-- Data excerpts --
▼

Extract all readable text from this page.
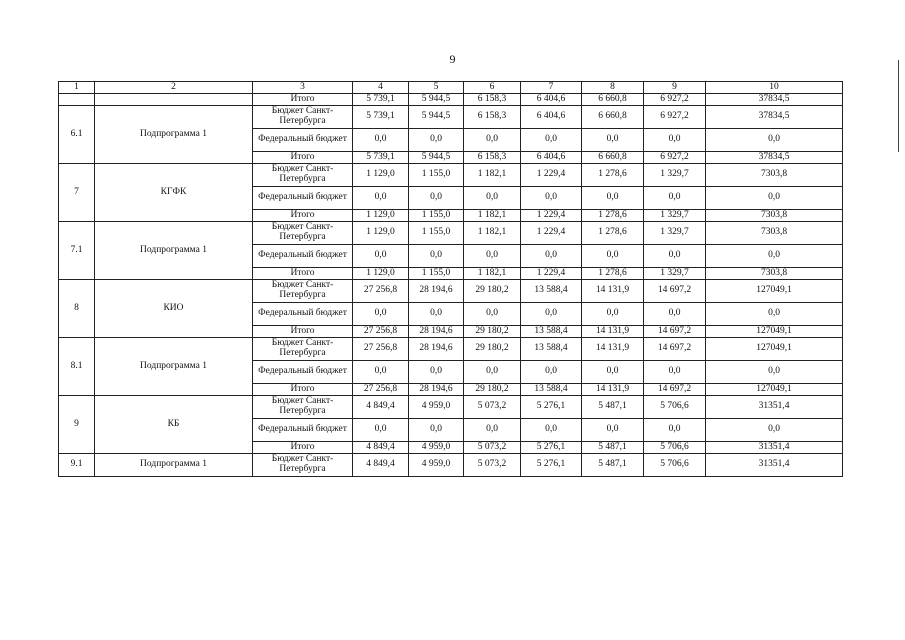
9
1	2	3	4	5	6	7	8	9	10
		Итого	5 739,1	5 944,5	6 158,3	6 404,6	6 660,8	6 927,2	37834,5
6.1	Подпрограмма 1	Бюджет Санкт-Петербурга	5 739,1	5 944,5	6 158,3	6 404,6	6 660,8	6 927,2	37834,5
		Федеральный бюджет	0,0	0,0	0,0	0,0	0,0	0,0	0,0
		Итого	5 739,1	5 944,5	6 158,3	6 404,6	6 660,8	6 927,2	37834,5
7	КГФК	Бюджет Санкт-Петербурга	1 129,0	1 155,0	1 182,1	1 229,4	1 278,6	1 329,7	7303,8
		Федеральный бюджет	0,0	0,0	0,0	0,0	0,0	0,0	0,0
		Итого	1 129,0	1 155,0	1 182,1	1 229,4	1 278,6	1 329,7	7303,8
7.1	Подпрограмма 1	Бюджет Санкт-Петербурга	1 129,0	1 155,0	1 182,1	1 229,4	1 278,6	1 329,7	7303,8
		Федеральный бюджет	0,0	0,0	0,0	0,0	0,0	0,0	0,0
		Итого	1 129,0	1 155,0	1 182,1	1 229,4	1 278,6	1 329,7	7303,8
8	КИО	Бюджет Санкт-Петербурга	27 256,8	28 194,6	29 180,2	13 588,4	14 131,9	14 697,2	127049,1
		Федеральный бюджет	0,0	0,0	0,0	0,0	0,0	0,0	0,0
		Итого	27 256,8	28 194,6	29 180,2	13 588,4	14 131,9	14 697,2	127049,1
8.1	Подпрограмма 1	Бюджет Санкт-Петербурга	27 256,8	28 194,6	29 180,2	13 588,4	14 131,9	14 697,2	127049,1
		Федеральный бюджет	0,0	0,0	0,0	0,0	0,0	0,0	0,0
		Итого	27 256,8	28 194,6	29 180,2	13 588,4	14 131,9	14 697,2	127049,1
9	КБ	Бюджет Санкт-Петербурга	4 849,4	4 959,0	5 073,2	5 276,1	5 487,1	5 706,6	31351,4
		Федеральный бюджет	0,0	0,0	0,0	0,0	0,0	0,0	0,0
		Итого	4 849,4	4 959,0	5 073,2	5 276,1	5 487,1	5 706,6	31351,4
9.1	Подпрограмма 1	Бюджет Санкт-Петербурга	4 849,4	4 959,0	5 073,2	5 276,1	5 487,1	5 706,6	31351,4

▲

-- Stated task --
Go through the listing above and write it all out exactly, leaving out any picture.

-- Problem solution --
Extract all readable text from this page.
9
1	2	3	4	5	6	7	8	9	10
		Итого	5 739,1	5 944,5	6 158,3	6 404,6	6 660,8	6 927,2	37834,5
6.1	Подпрограмма 1	Бюджет Санкт-Петербурга	5 739,1	5 944,5	6 158,3	6 404,6	6 660,8	6 927,2	37834,5
		Федеральный бюджет	0,0	0,0	0,0	0,0	0,0	0,0	0,0
		Итого	5 739,1	5 944,5	6 158,3	6 404,6	6 660,8	6 927,2	37834,5
7	КГФК	Бюджет Санкт-Петербурга	1 129,0	1 155,0	1 182,1	1 229,4	1 278,6	1 329,7	7303,8
		Федеральный бюджет	0,0	0,0	0,0	0,0	0,0	0,0	0,0
		Итого	1 129,0	1 155,0	1 182,1	1 229,4	1 278,6	1 329,7	7303,8
7.1	Подпрограмма 1	Бюджет Санкт-Петербурга	1 129,0	1 155,0	1 182,1	1 229,4	1 278,6	1 329,7	7303,8
		Федеральный бюджет	0,0	0,0	0,0	0,0	0,0	0,0	0,0
		Итого	1 129,0	1 155,0	1 182,1	1 229,4	1 278,6	1 329,7	7303,8
8	КИО	Бюджет Санкт-Петербурга	27 256,8	28 194,6	29 180,2	13 588,4	14 131,9	14 697,2	127049,1
		Федеральный бюджет	0,0	0,0	0,0	0,0	0,0	0,0	0,0
		Итого	27 256,8	28 194,6	29 180,2	13 588,4	14 131,9	14 697,2	127049,1
8.1	Подпрограмма 1	Бюджет Санкт-Петербурга	27 256,8	28 194,6	29 180,2	13 588,4	14 131,9	14 697,2	127049,1
		Федеральный бюджет	0,0	0,0	0,0	0,0	0,0	0,0	0,0
		Итого	27 256,8	28 194,6	29 180,2	13 588,4	14 131,9	14 697,2	127049,1
9	КБ	Бюджет Санкт-Петербурга	4 849,4	4 959,0	5 073,2	5 276,1	5 487,1	5 706,6	31351,4
		Федеральный бюджет	0,0	0,0	0,0	0,0	0,0	0,0	0,0
		Итого	4 849,4	4 959,0	5 073,2	5 276,1	5 487,1	5 706,6	31351,4
9.1	Подпрограмма 1	Бюджет Санкт-Петербурга	4 849,4	4 959,0	5 073,2	5 276,1	5 487,1	5 706,6	31351,4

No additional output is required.